═════ SUPPLIED DATA ═════

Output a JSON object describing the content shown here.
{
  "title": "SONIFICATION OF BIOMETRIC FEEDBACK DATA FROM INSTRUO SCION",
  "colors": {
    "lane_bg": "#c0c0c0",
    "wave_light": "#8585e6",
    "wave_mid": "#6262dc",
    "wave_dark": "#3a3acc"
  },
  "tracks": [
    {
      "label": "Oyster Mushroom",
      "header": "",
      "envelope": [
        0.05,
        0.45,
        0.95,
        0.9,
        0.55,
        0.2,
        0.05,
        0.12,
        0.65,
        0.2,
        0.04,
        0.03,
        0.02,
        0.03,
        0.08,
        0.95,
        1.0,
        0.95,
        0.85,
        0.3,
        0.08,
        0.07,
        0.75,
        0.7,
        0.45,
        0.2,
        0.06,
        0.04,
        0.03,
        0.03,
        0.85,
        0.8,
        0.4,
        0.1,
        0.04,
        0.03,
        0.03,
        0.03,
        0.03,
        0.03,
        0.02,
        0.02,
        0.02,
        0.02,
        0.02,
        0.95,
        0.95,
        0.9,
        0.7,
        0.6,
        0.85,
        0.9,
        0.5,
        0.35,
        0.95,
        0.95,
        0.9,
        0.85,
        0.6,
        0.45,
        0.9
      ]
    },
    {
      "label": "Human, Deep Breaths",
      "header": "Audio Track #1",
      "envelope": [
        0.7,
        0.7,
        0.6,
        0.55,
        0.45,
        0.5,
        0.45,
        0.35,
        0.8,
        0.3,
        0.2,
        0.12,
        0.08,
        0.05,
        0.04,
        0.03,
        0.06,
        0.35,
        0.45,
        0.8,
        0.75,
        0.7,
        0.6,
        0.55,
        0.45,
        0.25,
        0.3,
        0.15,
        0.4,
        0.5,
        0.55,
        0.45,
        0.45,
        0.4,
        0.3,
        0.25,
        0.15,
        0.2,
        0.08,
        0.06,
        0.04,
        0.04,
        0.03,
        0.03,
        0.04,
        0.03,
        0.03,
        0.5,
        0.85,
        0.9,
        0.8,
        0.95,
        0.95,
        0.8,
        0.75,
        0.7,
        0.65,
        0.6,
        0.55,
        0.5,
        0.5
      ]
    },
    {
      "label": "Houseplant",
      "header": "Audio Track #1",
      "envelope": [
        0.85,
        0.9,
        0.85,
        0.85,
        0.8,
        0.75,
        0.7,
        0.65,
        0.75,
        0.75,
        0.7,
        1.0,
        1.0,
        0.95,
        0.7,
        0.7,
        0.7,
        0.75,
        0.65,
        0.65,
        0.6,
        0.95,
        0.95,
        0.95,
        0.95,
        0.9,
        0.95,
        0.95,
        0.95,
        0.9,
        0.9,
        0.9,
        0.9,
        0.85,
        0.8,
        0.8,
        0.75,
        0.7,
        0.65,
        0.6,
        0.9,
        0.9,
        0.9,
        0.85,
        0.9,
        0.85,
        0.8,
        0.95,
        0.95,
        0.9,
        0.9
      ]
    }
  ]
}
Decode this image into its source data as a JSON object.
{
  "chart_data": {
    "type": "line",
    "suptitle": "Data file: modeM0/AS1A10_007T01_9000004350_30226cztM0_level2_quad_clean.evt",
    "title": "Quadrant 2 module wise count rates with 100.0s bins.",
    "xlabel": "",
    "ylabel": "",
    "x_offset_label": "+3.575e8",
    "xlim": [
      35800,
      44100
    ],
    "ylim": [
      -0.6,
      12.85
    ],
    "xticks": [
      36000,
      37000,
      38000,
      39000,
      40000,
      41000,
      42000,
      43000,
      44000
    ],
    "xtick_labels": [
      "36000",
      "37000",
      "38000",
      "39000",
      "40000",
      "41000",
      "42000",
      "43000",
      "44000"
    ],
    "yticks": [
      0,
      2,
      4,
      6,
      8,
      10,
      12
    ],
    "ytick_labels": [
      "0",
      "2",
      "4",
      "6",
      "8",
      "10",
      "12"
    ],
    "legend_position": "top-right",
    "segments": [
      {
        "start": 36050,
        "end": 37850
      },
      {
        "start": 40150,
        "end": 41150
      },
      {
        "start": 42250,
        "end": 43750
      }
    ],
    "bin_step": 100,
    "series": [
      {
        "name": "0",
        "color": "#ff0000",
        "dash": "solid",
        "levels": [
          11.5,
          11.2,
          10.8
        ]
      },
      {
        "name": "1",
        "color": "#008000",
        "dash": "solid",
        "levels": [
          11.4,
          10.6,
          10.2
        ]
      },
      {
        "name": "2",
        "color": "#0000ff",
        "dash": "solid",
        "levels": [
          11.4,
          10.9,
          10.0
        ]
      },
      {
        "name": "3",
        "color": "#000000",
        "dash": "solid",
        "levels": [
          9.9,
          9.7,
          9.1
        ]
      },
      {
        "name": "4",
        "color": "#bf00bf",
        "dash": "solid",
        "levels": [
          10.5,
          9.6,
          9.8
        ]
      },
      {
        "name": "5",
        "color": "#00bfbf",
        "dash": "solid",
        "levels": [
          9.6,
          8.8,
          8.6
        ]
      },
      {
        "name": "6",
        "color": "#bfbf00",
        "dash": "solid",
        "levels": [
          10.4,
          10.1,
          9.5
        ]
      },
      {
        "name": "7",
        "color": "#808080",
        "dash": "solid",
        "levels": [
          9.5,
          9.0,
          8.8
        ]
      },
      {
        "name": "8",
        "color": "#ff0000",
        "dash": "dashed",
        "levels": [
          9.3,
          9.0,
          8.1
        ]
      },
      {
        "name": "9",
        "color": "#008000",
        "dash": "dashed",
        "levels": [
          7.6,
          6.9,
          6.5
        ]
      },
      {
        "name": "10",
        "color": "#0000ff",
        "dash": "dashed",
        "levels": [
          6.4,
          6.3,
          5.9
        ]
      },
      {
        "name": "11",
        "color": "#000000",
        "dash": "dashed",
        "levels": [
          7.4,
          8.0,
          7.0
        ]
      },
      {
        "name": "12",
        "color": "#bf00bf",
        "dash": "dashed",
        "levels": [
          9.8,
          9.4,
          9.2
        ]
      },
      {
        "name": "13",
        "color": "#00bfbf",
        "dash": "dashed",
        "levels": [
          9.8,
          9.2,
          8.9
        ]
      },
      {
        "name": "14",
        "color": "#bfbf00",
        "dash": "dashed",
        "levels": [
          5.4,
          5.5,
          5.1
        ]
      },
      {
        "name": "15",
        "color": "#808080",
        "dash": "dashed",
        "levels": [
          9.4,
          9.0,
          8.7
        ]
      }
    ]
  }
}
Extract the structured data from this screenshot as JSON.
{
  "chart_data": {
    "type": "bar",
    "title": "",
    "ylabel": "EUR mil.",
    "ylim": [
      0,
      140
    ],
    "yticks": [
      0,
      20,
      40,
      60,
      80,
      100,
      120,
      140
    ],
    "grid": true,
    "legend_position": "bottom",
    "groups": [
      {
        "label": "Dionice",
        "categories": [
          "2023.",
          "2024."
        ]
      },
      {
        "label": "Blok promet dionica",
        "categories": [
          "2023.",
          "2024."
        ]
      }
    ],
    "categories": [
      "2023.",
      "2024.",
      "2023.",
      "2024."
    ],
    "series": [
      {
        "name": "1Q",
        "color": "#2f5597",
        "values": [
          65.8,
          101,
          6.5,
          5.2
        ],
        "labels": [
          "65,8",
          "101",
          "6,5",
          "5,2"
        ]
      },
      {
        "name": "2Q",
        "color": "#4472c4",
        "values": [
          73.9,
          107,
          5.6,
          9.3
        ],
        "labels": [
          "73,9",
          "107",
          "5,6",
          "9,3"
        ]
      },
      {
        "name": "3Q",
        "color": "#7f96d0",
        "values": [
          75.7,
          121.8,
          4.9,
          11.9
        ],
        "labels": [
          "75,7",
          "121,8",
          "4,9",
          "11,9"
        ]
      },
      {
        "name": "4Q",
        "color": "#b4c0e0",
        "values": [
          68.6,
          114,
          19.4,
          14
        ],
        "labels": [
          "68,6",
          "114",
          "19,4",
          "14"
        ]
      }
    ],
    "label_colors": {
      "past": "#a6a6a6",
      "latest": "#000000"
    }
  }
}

═════

### AIM OF THE TASK
Locate the line with "Extract the structured" in the entries above; extract it and every line after it, verbatim.

### RESULT OF THIS TASK
Extract the structured data from this screenshot as JSON.
{
  "chart_data": {
    "type": "bar",
    "title": "",
    "ylabel": "EUR mil.",
    "ylim": [
      0,
      140
    ],
    "yticks": [
      0,
      20,
      40,
      60,
      80,
      100,
      120,
      140
    ],
    "grid": true,
    "legend_position": "bottom",
    "groups": [
      {
        "label": "Dionice",
        "categories": [
          "2023.",
          "2024."
        ]
      },
      {
        "label": "Blok promet dionica",
        "categories": [
          "2023.",
          "2024."
        ]
      }
    ],
    "categories": [
      "2023.",
      "2024.",
      "2023.",
      "2024."
    ],
    "series": [
      {
        "name": "1Q",
        "color": "#2f5597",
        "values": [
          65.8,
          101,
          6.5,
          5.2
        ],
        "labels": [
          "65,8",
          "101",
          "6,5",
          "5,2"
        ]
      },
      {
        "name": "2Q",
        "color": "#4472c4",
        "values": [
          73.9,
          107,
          5.6,
          9.3
        ],
        "labels": [
          "73,9",
          "107",
          "5,6",
          "9,3"
        ]
      },
      {
        "name": "3Q",
        "color": "#7f96d0",
        "values": [
          75.7,
          121.8,
          4.9,
          11.9
        ],
        "labels": [
          "75,7",
          "121,8",
          "4,9",
          "11,9"
        ]
      },
      {
        "name": "4Q",
        "color": "#b4c0e0",
        "values": [
          68.6,
          114,
          19.4,
          14
        ],
        "labels": [
          "68,6",
          "114",
          "19,4",
          "14"
        ]
      }
    ],
    "label_colors": {
      "past": "#a6a6a6",
      "latest": "#000000"
    }
  }
}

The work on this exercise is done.